Present every line in which the string "Front" appears.

Records for this exercise =

##########

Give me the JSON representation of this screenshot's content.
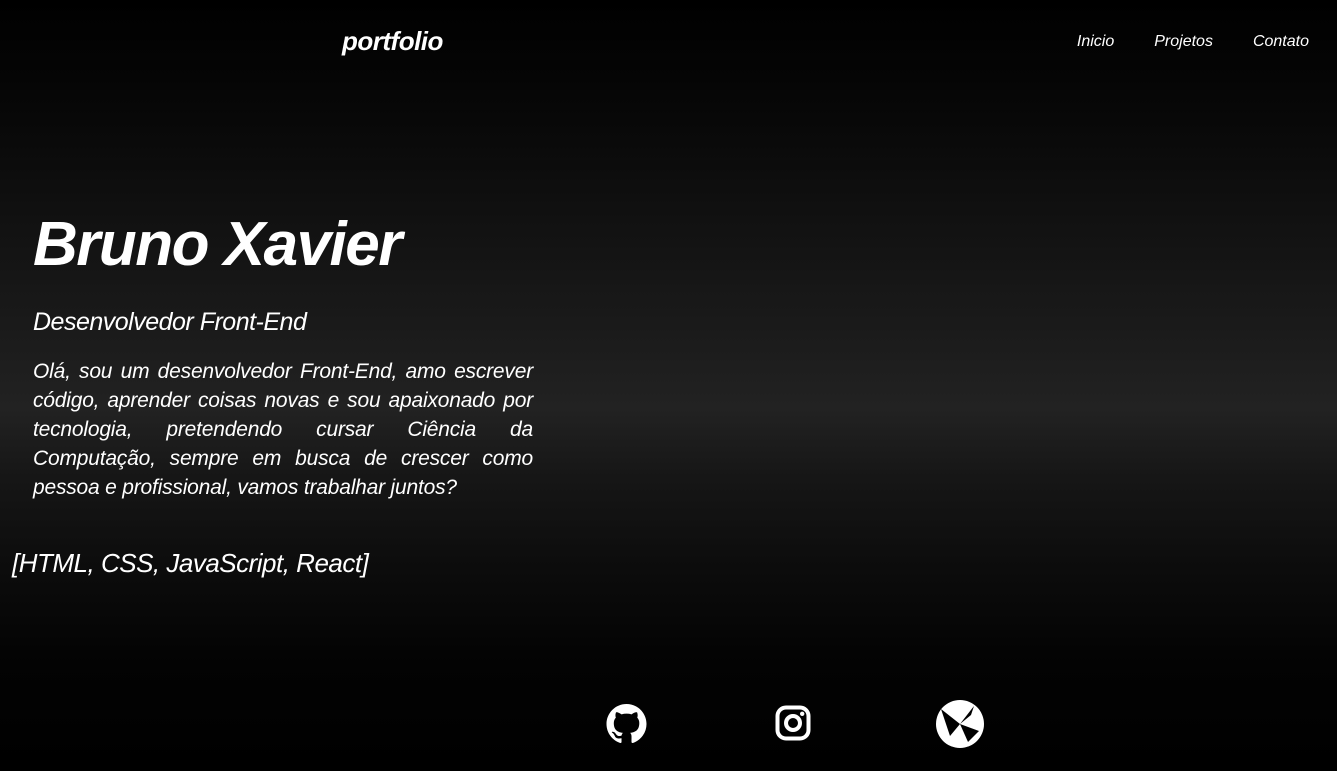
{
  "header": {
    "logo": "portfolio",
    "nav": [
      {
        "label": "Inicio"
      },
      {
        "label": "Projetos"
      },
      {
        "label": "Contato"
      }
    ]
  },
  "hero": {
    "name": "Bruno Xavier",
    "role": "Desenvolvedor Front-End",
    "description": "Olá, sou um desenvolvedor Front-End, amo escrever código, aprender coisas novas e sou apaixonado por tecnologia, pretendendo cursar Ciência da Computação, sempre em busca de crescer como pessoa e profissional, vamos trabalhar juntos?",
    "skills": "[HTML, CSS, JavaScript, React]"
  },
  "socials": [
    {
      "icon": "github-icon"
    },
    {
      "icon": "instagram-icon"
    },
    {
      "icon": "portal-icon"
    }
  ],
  "colors": {
    "background": "#000000",
    "text": "#ffffff"
  }
}
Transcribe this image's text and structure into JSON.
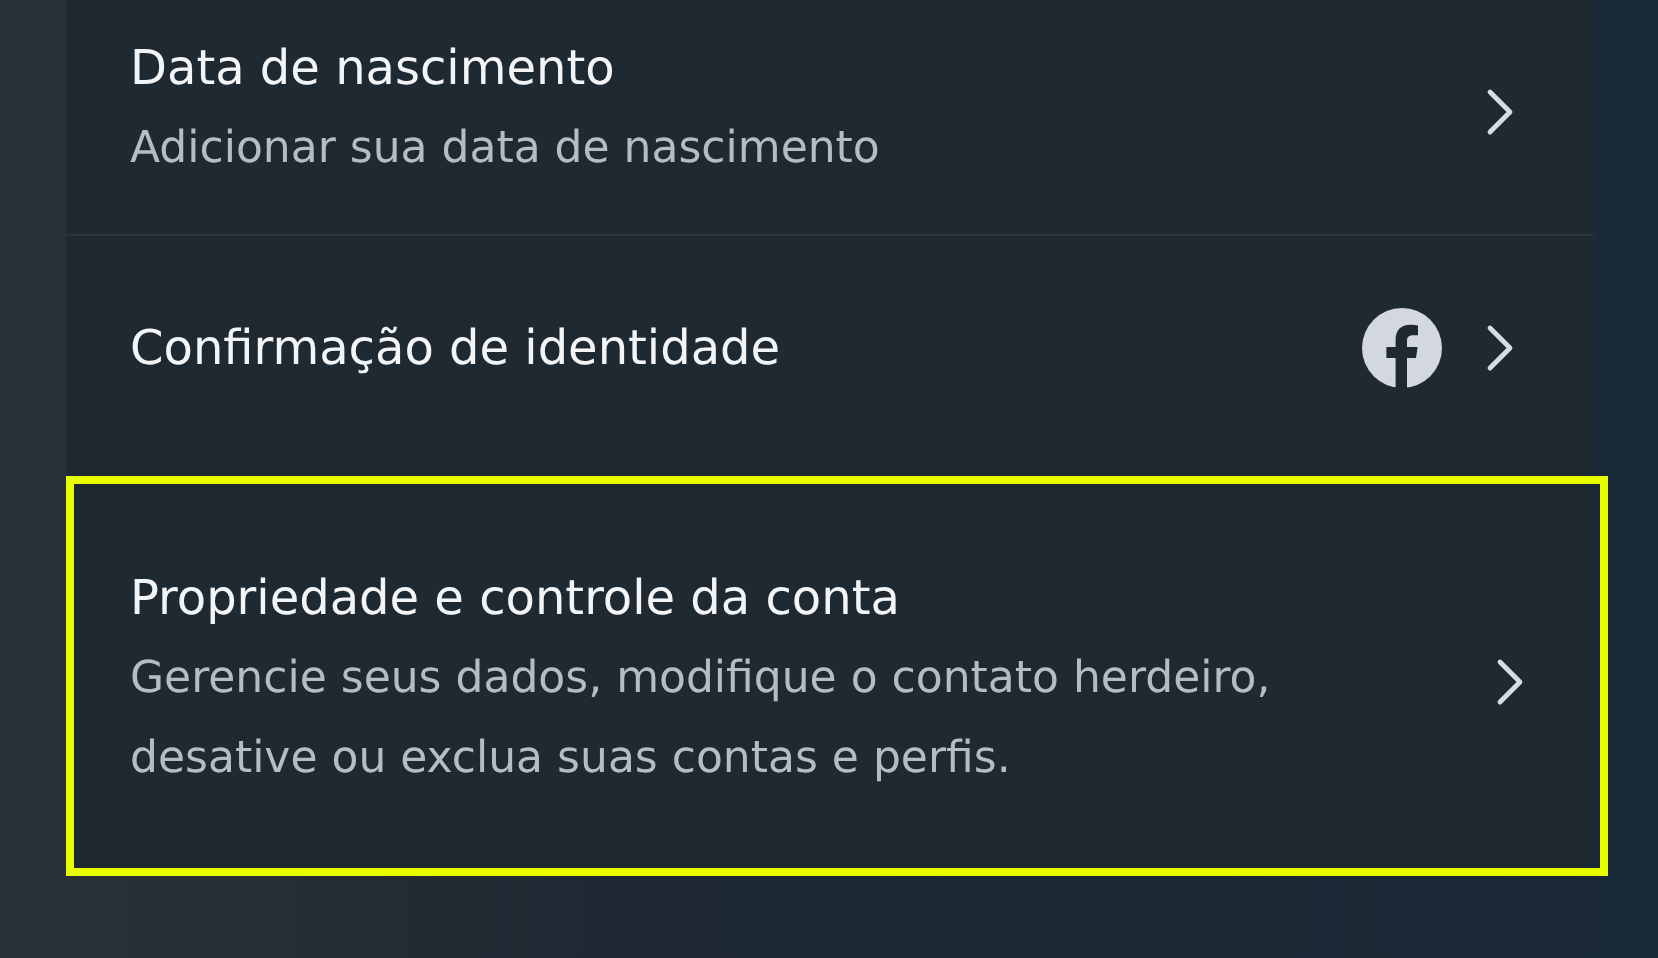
{
  "settings_items": [
    {
      "title": "Data de nascimento",
      "subtitle": "Adicionar sua data de nascimento",
      "kind": "plain",
      "highlighted": false
    },
    {
      "title": "Confirmação de identidade",
      "kind": "facebook",
      "highlighted": false
    },
    {
      "title": "Propriedade e controle da conta",
      "subtitle": "Gerencie seus dados, modifique o contato herdeiro, desative ou exclua suas contas e perfis.",
      "kind": "plain",
      "highlighted": true
    }
  ]
}
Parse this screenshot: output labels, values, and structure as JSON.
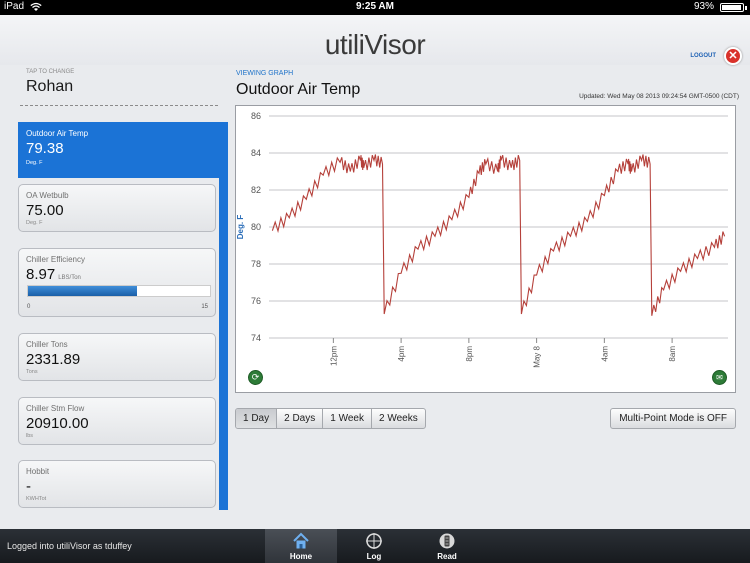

##########

Result below =
    "role": "Desenvolvedor Front-End",
    "description": "Olá, sou um desenvolvedor Front-End, amo escrever código, aprender coisas novas e sou apaixonado por tecnologia, pretendendo cursar Ciência da Computação, sempre em busca de crescer como pessoa e profissional, vamos trabalhar juntos?",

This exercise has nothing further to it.